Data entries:

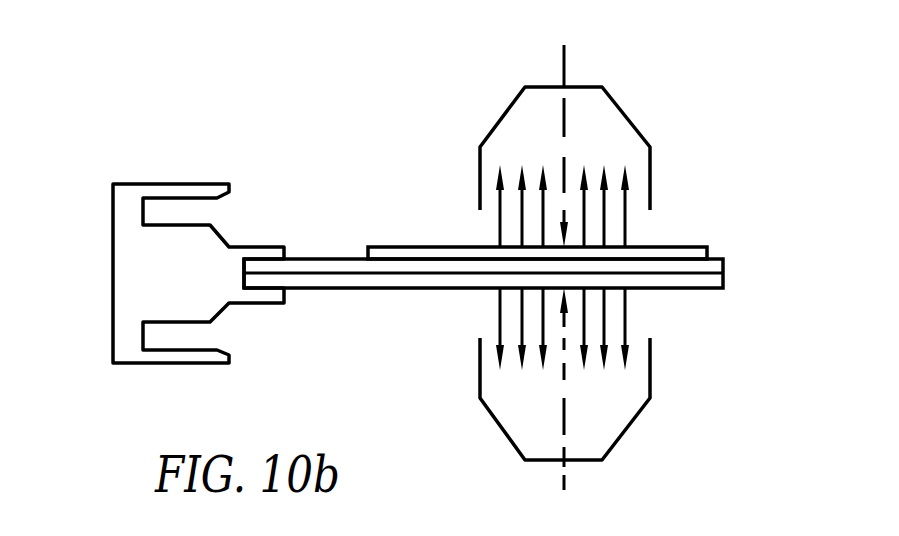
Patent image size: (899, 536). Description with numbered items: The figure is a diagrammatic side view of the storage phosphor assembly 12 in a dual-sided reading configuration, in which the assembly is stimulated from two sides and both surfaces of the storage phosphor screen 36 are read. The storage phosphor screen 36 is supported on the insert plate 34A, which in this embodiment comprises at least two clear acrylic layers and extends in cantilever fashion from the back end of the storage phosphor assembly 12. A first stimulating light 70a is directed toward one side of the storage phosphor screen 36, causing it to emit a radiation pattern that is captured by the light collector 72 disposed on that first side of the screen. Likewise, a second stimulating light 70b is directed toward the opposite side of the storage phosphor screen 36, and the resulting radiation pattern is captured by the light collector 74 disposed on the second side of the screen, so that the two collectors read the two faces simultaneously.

The storage phosphor assembly 12 is at (104, 264).
The insert plate 34A is at (731, 287).
The storage phosphor screen 36 is at (687, 247).
The first stimulating light 70a is at (563, 63).
The second stimulating light 70b is at (562, 477).
The light collector 72 is at (490, 135).
The light collector 74 is at (483, 405).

Written problem:
Copy every entry above word for word, leaving out the pictures.

Worked solution:
Patent image size: (899, 536). Description with numbered items: The figure is a diagrammatic side view of the storage phosphor assembly 12 in a dual-sided reading configuration, in which the assembly is stimulated from two sides and both surfaces of the storage phosphor screen 36 are read. The storage phosphor screen 36 is supported on the insert plate 34A, which in this embodiment comprises at least two clear acrylic layers and extends in cantilever fashion from the back end of the storage phosphor assembly 12. A first stimulating light 70a is directed toward one side of the storage phosphor screen 36, causing it to emit a radiation pattern that is captured by the light collector 72 disposed on that first side of the screen. Likewise, a second stimulating light 70b is directed toward the opposite side of the storage phosphor screen 36, and the resulting radiation pattern is captured by the light collector 74 disposed on the second side of the screen, so that the two collectors read the two faces simultaneously.

The storage phosphor assembly 12 is at (104, 264).
The insert plate 34A is at (731, 287).
The storage phosphor screen 36 is at (687, 247).
The first stimulating light 70a is at (563, 63).
The second stimulating light 70b is at (562, 477).
The light collector 72 is at (490, 135).
The light collector 74 is at (483, 405).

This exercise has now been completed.